Copy the listing lines verbatim from the line containing "Where is each" to the line containing "106, 91, 118]", inclusive, leaving out the pictures.

— start AVAILABLE DATA —

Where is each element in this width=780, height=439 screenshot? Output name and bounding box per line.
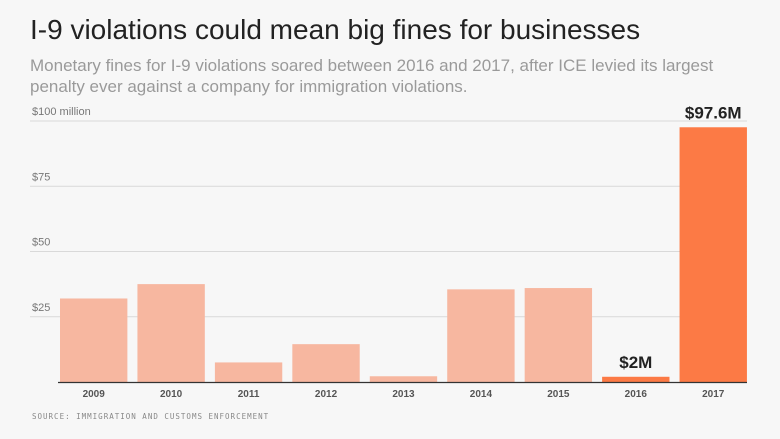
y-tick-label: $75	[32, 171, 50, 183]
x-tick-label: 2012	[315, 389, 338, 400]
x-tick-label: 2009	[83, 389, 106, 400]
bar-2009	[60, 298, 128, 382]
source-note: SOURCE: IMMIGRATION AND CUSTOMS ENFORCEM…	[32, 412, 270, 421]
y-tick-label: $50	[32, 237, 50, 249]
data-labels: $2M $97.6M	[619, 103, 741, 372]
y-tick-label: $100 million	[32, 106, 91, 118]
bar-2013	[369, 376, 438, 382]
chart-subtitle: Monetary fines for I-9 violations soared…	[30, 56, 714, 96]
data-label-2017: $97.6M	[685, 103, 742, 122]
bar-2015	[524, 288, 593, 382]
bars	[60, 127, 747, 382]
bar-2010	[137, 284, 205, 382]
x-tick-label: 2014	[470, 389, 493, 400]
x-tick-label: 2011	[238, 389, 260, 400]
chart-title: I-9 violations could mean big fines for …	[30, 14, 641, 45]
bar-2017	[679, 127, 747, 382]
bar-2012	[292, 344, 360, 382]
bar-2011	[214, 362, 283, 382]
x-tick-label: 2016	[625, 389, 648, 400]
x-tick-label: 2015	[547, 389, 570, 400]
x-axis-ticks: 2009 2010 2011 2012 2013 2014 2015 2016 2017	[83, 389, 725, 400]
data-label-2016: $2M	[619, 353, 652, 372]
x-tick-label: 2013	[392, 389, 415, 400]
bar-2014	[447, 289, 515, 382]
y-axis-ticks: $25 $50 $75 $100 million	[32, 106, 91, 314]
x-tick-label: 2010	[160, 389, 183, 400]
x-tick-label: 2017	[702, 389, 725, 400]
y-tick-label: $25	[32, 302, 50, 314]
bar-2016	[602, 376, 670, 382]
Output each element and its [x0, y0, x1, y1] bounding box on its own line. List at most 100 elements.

— end AVAILABLE DATA —
— start AVAILABLE DATA —

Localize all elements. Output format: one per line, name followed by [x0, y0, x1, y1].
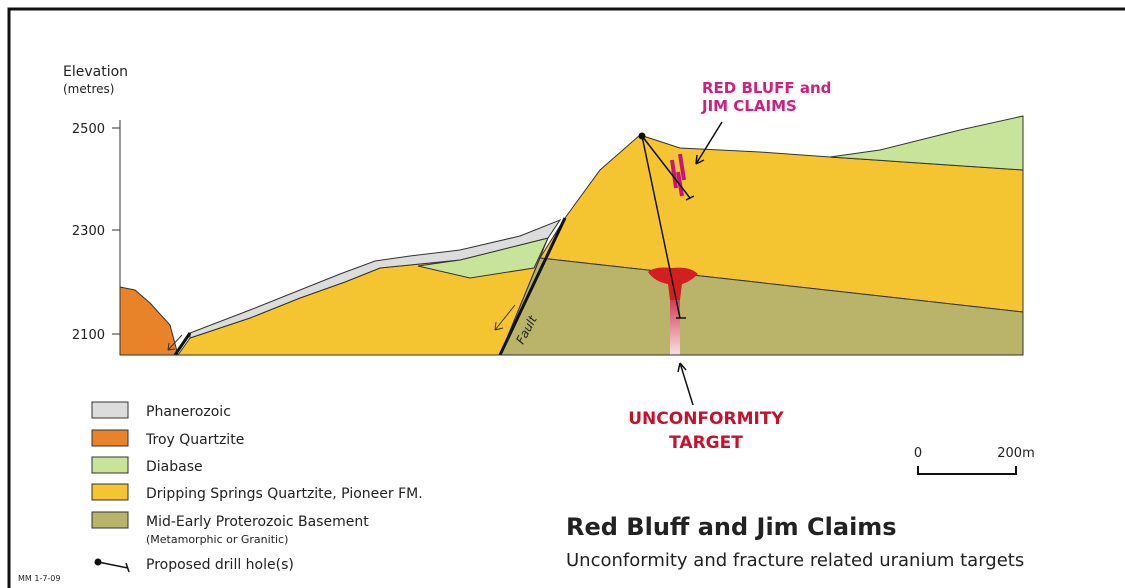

— end AVAILABLE DATA —

▸ **WORKED ANSWER**:
Where is each element in this width=780, height=439 screenshot? Output name and bounding box per line.
y-tick-label: $75	[32, 171, 50, 183]
x-tick-label: 2012	[315, 389, 338, 400]
x-tick-label: 2009	[83, 389, 106, 400]
bar-2009	[60, 298, 128, 382]
source-note: SOURCE: IMMIGRATION AND CUSTOMS ENFORCEM…	[32, 412, 270, 421]
y-tick-label: $50	[32, 237, 50, 249]
data-labels: $2M $97.6M	[619, 103, 741, 372]
y-tick-label: $100 million	[32, 106, 91, 118]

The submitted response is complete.